Print the entries that appear below, exactly as written and without their pictures.

**DATASET EXCERPTS**
-- -- --

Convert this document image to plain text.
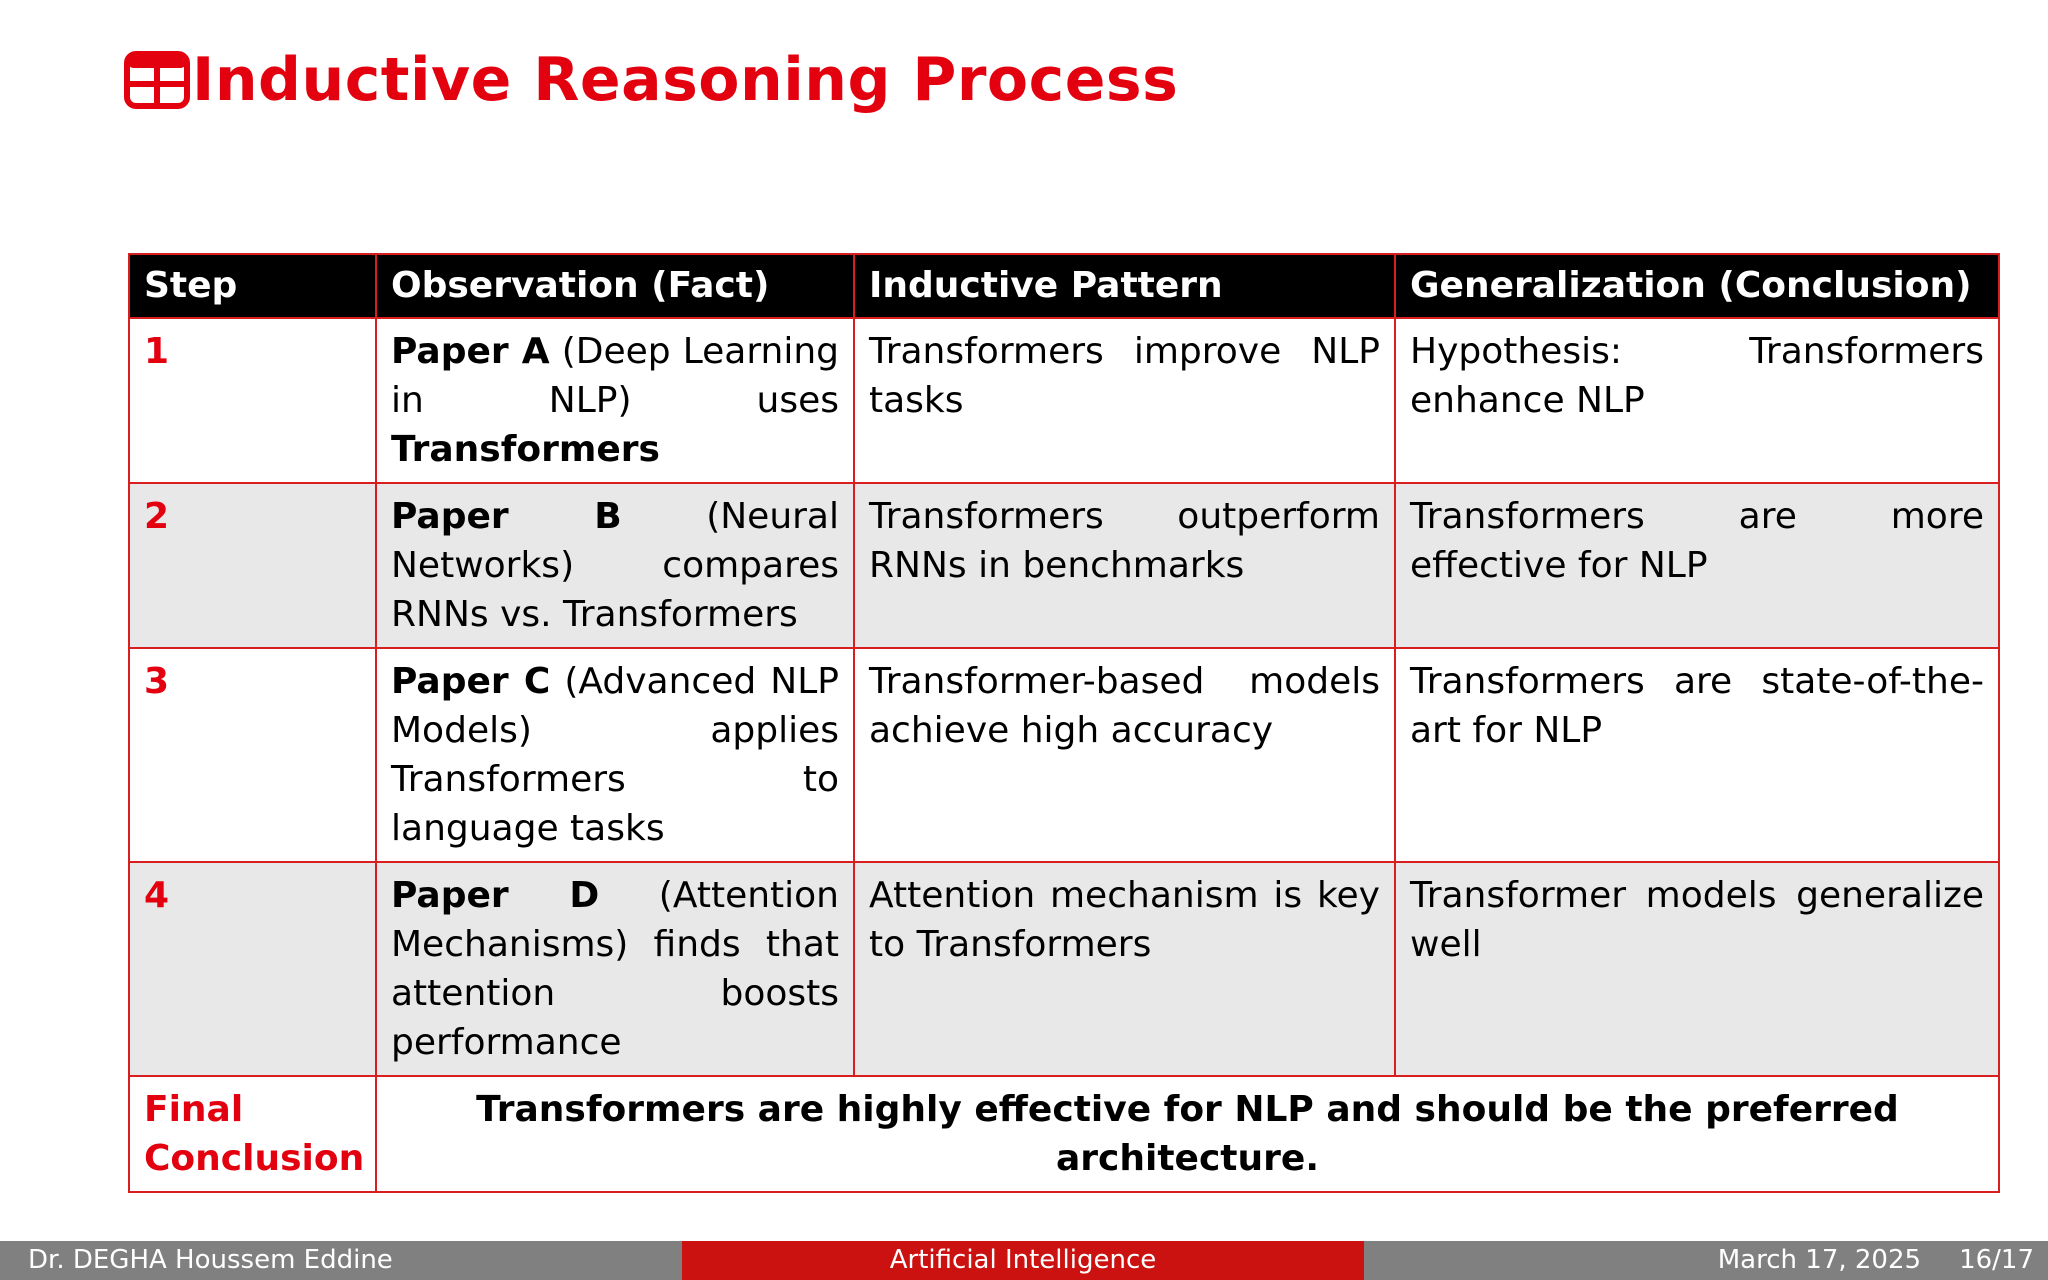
Inductive Reasoning Process
Step	Observation (Fact)	Inductive Pattern	Generalization (Conclusion)
1	Paper A (Deep Learning in NLP) uses Transformers	Transformers improve NLP tasks	Hypothesis: Transformers enhance NLP
2	Paper B (Neural Networks) compares RNNs vs. Transformers	Transformers outperform RNNs in benchmarks	Transformers are more effective for NLP
3	Paper C (Advanced NLP Models) applies Transformers to language tasks	Transformer-based models achieve high accuracy	Transformers are state-of-the-art for NLP
4	Paper D (Attention Mechanisms) finds that attention boosts performance	Attention mechanism is key to Transformers	Transformer models generalize well
Final Conclusion	Transformers are highly effective for NLP and should be the preferred architecture.		
Dr. DEGHA Houssem Eddine	Artificial Intelligence	March 17, 2025 16/17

-- -- --

**EXERCISE OUTPUT**
Convert this document image to plain text.
Inductive Reasoning Process
Step	Observation (Fact)	Inductive Pattern	Generalization (Conclusion)
1	Paper A (Deep Learning in NLP) uses Transformers	Transformers improve NLP tasks	Hypothesis: Transformers enhance NLP
2	Paper B (Neural Networks) compares RNNs vs. Transformers	Transformers outperform RNNs in benchmarks	Transformers are more effective for NLP
3	Paper C (Advanced NLP Models) applies Transformers to language tasks	Transformer-based models achieve high accuracy	Transformers are state-of-the-art for NLP
4	Paper D (Attention Mechanisms) finds that attention boosts performance	Attention mechanism is key to Transformers	Transformer models generalize well
Final Conclusion	Transformers are highly effective for NLP and should be the preferred architecture.		
Dr. DEGHA Houssem Eddine	Artificial Intelligence	March 17, 2025 16/17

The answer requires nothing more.